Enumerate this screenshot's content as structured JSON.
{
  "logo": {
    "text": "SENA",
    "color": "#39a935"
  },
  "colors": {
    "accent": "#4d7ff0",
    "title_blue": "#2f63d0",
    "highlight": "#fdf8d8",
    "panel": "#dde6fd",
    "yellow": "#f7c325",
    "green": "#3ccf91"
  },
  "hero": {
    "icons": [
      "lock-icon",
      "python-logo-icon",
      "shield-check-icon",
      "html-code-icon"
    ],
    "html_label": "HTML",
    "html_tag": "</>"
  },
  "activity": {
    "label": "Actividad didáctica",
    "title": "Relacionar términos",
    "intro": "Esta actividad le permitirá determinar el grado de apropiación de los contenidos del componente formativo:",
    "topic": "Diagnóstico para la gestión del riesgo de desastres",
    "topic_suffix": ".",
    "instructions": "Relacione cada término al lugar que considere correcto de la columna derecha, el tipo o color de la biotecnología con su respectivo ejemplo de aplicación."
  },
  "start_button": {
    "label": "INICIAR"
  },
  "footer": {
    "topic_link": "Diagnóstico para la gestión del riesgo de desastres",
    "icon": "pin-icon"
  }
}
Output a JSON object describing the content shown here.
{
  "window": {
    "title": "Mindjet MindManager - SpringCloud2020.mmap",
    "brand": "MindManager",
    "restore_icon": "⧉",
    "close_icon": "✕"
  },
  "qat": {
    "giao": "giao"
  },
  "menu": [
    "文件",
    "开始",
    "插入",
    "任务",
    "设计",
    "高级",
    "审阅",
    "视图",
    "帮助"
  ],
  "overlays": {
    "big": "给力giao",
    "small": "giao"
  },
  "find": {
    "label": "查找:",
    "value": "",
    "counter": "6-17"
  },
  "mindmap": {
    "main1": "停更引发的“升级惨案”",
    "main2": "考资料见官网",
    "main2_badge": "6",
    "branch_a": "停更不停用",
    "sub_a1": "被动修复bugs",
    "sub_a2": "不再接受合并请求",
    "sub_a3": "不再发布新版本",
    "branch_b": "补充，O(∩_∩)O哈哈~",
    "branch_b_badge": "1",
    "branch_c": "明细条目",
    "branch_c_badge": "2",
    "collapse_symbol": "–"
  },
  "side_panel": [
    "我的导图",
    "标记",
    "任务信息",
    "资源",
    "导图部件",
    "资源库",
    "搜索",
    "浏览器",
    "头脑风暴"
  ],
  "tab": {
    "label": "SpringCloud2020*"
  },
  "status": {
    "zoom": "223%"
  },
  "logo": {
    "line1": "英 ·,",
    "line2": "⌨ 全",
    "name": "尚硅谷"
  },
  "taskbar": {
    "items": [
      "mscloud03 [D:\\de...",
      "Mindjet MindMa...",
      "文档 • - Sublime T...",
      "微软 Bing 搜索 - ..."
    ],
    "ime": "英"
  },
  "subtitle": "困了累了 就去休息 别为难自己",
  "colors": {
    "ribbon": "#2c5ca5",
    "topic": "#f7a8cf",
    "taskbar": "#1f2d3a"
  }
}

· · ·

◆ Exercise description
Copy each entry exactly, with nothing added or dropped.

◆ Answer for the task
Enumerate this screenshot's content as structured JSON.
{
  "logo": {
    "text": "SENA",
    "color": "#39a935"
  },
  "colors": {
    "accent": "#4d7ff0",
    "title_blue": "#2f63d0",
    "highlight": "#fdf8d8",
    "panel": "#dde6fd",
    "yellow": "#f7c325",
    "green": "#3ccf91"
  },
  "hero": {
    "icons": [
      "lock-icon",
      "python-logo-icon",
      "shield-check-icon",
      "html-code-icon"
    ],
    "html_label": "HTML",
    "html_tag": "</>"
  },
  "activity": {
    "label": "Actividad didáctica",
    "title": "Relacionar términos",
    "intro": "Esta actividad le permitirá determinar el grado de apropiación de los contenidos del componente formativo:",
    "topic": "Diagnóstico para la gestión del riesgo de desastres",
    "topic_suffix": ".",
    "instructions": "Relacione cada término al lugar que considere correcto de la columna derecha, el tipo o color de la biotecnología con su respectivo ejemplo de aplicación."
  },
  "start_button": {
    "label": "INICIAR"
  },
  "footer": {
    "topic_link": "Diagnóstico para la gestión del riesgo de desastres",
    "icon": "pin-icon"
  }
}
Output a JSON object describing the content shown here.
{
  "window": {
    "title": "Mindjet MindManager - SpringCloud2020.mmap",
    "brand": "MindManager",
    "restore_icon": "⧉",
    "close_icon": "✕"
  },
  "qat": {
    "giao": "giao"
  },
  "menu": [
    "文件",
    "开始",
    "插入",
    "任务",
    "设计",
    "高级",
    "审阅",
    "视图",
    "帮助"
  ],
  "overlays": {
    "big": "给力giao",
    "small": "giao"
  },
  "find": {
    "label": "查找:",
    "value": "",
    "counter": "6-17"
  },
  "mindmap": {
    "main1": "停更引发的“升级惨案”",
    "main2": "考资料见官网",
    "main2_badge": "6",
    "branch_a": "停更不停用",
    "sub_a1": "被动修复bugs",
    "sub_a2": "不再接受合并请求",
    "sub_a3": "不再发布新版本",
    "branch_b": "补充，O(∩_∩)O哈哈~",
    "branch_b_badge": "1",
    "branch_c": "明细条目",
    "branch_c_badge": "2",
    "collapse_symbol": "–"
  },
  "side_panel": [
    "我的导图",
    "标记",
    "任务信息",
    "资源",
    "导图部件",
    "资源库",
    "搜索",
    "浏览器",
    "头脑风暴"
  ],
  "tab": {
    "label": "SpringCloud2020*"
  },
  "status": {
    "zoom": "223%"
  },
  "logo": {
    "line1": "英 ·,",
    "line2": "⌨ 全",
    "name": "尚硅谷"
  },
  "taskbar": {
    "items": [
      "mscloud03 [D:\\de...",
      "Mindjet MindMa...",
      "文档 • - Sublime T...",
      "微软 Bing 搜索 - ..."
    ],
    "ime": "英"
  },
  "subtitle": "困了累了 就去休息 别为难自己",
  "colors": {
    "ribbon": "#2c5ca5",
    "topic": "#f7a8cf",
    "taskbar": "#1f2d3a"
  }
}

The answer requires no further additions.